■ **SOURCE RECORDS**

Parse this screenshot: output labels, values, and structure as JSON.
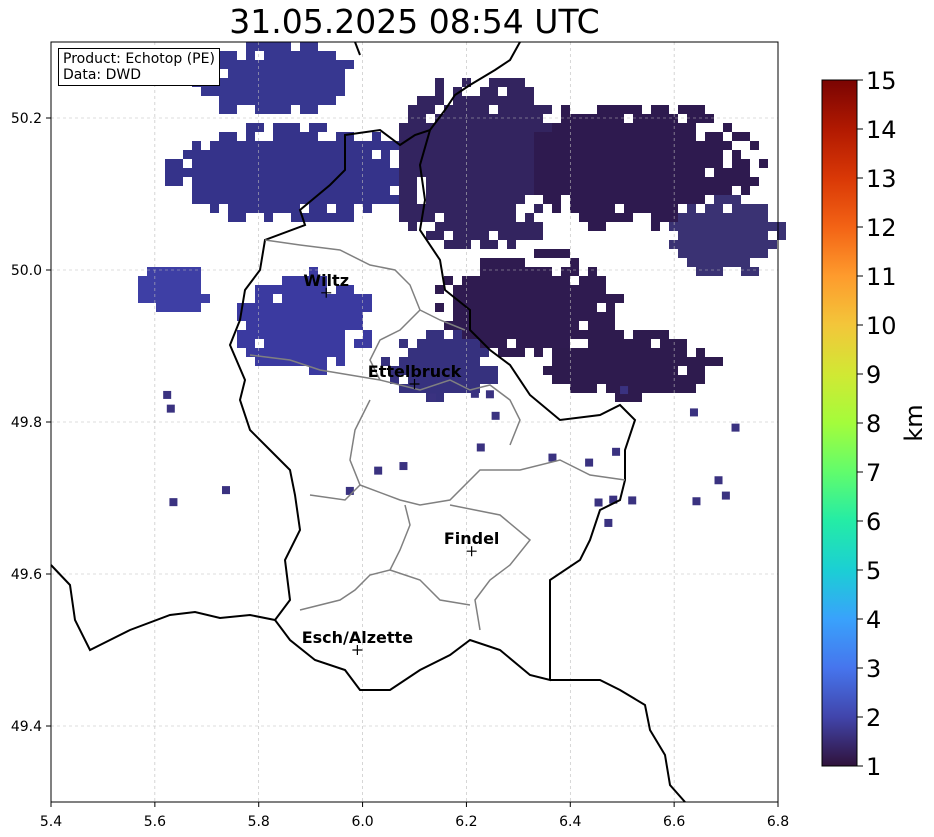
{
  "title": "31.05.2025 08:54 UTC",
  "info": {
    "product": "Product: Echotop (PE)",
    "data": "Data: DWD"
  },
  "map": {
    "lon_range": [
      5.4,
      6.8
    ],
    "lat_range": [
      49.3,
      50.3
    ],
    "x_ticks": [
      "5.4",
      "5.6",
      "5.8",
      "6.0",
      "6.2",
      "6.4",
      "6.6",
      "6.8"
    ],
    "y_ticks": [
      "49.4",
      "49.6",
      "49.8",
      "50.0",
      "50.2"
    ],
    "grid": true,
    "cities": [
      {
        "name": "Wiltz",
        "lon": 5.93,
        "lat": 49.97
      },
      {
        "name": "Ettelbruck",
        "lon": 6.1,
        "lat": 49.85
      },
      {
        "name": "Findel",
        "lon": 6.21,
        "lat": 49.63
      },
      {
        "name": "Esch/Alzette",
        "lon": 5.99,
        "lat": 49.5
      }
    ]
  },
  "colorbar": {
    "label": "km",
    "range": [
      1,
      15
    ],
    "ticks": [
      "1",
      "2",
      "3",
      "4",
      "5",
      "6",
      "7",
      "8",
      "9",
      "10",
      "11",
      "12",
      "13",
      "14",
      "15"
    ],
    "colormap": "turbo",
    "colors": [
      "#30123b",
      "#4145ab",
      "#4675ed",
      "#39a2fc",
      "#1bcfd4",
      "#24eca6",
      "#61fc6c",
      "#a4fc3b",
      "#d1e834",
      "#f3c63a",
      "#fe9b2d",
      "#f36315",
      "#d93806",
      "#b11901",
      "#7a0402"
    ]
  },
  "colors": {
    "border": "#000000",
    "canton_border": "#808080",
    "grid": "#bbbbbb"
  }
}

■ **STATED TASK**
Without including any pictures, print all of the material exactly as given.

■ **EXERCISE ANSWER**
Parse this screenshot: output labels, values, and structure as JSON.
{
  "title": "31.05.2025 08:54 UTC",
  "info": {
    "product": "Product: Echotop (PE)",
    "data": "Data: DWD"
  },
  "map": {
    "lon_range": [
      5.4,
      6.8
    ],
    "lat_range": [
      49.3,
      50.3
    ],
    "x_ticks": [
      "5.4",
      "5.6",
      "5.8",
      "6.0",
      "6.2",
      "6.4",
      "6.6",
      "6.8"
    ],
    "y_ticks": [
      "49.4",
      "49.6",
      "49.8",
      "50.0",
      "50.2"
    ],
    "grid": true,
    "cities": [
      {
        "name": "Wiltz",
        "lon": 5.93,
        "lat": 49.97
      },
      {
        "name": "Ettelbruck",
        "lon": 6.1,
        "lat": 49.85
      },
      {
        "name": "Findel",
        "lon": 6.21,
        "lat": 49.63
      },
      {
        "name": "Esch/Alzette",
        "lon": 5.99,
        "lat": 49.5
      }
    ]
  },
  "colorbar": {
    "label": "km",
    "range": [
      1,
      15
    ],
    "ticks": [
      "1",
      "2",
      "3",
      "4",
      "5",
      "6",
      "7",
      "8",
      "9",
      "10",
      "11",
      "12",
      "13",
      "14",
      "15"
    ],
    "colormap": "turbo",
    "colors": [
      "#30123b",
      "#4145ab",
      "#4675ed",
      "#39a2fc",
      "#1bcfd4",
      "#24eca6",
      "#61fc6c",
      "#a4fc3b",
      "#d1e834",
      "#f3c63a",
      "#fe9b2d",
      "#f36315",
      "#d93806",
      "#b11901",
      "#7a0402"
    ]
  },
  "colors": {
    "border": "#000000",
    "canton_border": "#808080",
    "grid": "#bbbbbb"
  }
}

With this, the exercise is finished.